Extracted entries
— Begin —

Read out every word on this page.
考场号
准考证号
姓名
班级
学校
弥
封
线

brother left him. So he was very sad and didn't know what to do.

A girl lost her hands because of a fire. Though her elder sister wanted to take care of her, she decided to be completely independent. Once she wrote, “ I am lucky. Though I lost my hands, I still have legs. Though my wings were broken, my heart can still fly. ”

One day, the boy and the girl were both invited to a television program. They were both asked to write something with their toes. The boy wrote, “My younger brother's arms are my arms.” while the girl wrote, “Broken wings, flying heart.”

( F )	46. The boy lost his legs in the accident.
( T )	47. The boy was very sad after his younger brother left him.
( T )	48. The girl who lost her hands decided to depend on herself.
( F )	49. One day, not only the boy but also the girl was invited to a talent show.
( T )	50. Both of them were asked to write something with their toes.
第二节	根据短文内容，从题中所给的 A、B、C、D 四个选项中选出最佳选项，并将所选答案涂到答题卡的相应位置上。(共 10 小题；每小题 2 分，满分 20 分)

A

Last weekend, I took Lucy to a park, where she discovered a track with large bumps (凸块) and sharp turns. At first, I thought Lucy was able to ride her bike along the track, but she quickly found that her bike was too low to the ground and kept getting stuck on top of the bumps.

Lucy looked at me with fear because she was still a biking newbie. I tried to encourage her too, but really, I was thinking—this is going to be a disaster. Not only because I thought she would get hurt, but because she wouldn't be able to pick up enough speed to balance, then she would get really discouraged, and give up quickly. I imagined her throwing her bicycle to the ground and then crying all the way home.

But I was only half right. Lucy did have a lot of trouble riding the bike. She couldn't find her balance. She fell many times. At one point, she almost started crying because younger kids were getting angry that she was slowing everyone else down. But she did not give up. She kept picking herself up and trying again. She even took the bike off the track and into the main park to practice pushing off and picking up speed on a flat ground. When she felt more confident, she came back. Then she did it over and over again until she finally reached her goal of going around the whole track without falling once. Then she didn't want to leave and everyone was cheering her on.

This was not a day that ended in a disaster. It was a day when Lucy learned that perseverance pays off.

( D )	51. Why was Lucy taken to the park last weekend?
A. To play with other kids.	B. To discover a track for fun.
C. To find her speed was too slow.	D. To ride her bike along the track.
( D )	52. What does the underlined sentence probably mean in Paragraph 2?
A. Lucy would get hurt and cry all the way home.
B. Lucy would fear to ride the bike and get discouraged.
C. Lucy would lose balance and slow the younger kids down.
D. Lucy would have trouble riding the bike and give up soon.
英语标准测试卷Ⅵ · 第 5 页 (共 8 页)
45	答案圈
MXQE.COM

— End —

Goal
Return each entry from above without altering a single character.

Output for this task
Read out every word on this page.
考场号
准考证号
姓名
班级
学校
弥
封
线

brother left him. So he was very sad and didn't know what to do.

A girl lost her hands because of a fire. Though her elder sister wanted to take care of her, she decided to be completely independent. Once she wrote, “ I am lucky. Though I lost my hands, I still have legs. Though my wings were broken, my heart can still fly. ”

One day, the boy and the girl were both invited to a television program. They were both asked to write something with their toes. The boy wrote, “My younger brother's arms are my arms.” while the girl wrote, “Broken wings, flying heart.”

( F )	46. The boy lost his legs in the accident.
( T )	47. The boy was very sad after his younger brother left him.
( T )	48. The girl who lost her hands decided to depend on herself.
( F )	49. One day, not only the boy but also the girl was invited to a talent show.
( T )	50. Both of them were asked to write something with their toes.
第二节	根据短文内容，从题中所给的 A、B、C、D 四个选项中选出最佳选项，并将所选答案涂到答题卡的相应位置上。(共 10 小题；每小题 2 分，满分 20 分)

A

Last weekend, I took Lucy to a park, where she discovered a track with large bumps (凸块) and sharp turns. At first, I thought Lucy was able to ride her bike along the track, but she quickly found that her bike was too low to the ground and kept getting stuck on top of the bumps.

Lucy looked at me with fear because she was still a biking newbie. I tried to encourage her too, but really, I was thinking—this is going to be a disaster. Not only because I thought she would get hurt, but because she wouldn't be able to pick up enough speed to balance, then she would get really discouraged, and give up quickly. I imagined her throwing her bicycle to the ground and then crying all the way home.

But I was only half right. Lucy did have a lot of trouble riding the bike. She couldn't find her balance. She fell many times. At one point, she almost started crying because younger kids were getting angry that she was slowing everyone else down. But she did not give up. She kept picking herself up and trying again. She even took the bike off the track and into the main park to practice pushing off and picking up speed on a flat ground. When she felt more confident, she came back. Then she did it over and over again until she finally reached her goal of going around the whole track without falling once. Then she didn't want to leave and everyone was cheering her on.

This was not a day that ended in a disaster. It was a day when Lucy learned that perseverance pays off.

( D )	51. Why was Lucy taken to the park last weekend?
A. To play with other kids.	B. To discover a track for fun.
C. To find her speed was too slow.	D. To ride her bike along the track.
( D )	52. What does the underlined sentence probably mean in Paragraph 2?
A. Lucy would get hurt and cry all the way home.
B. Lucy would fear to ride the bike and get discouraged.
C. Lucy would lose balance and slow the younger kids down.
D. Lucy would have trouble riding the bike and give up soon.
英语标准测试卷Ⅵ · 第 5 页 (共 8 页)
45	答案圈
MXQE.COM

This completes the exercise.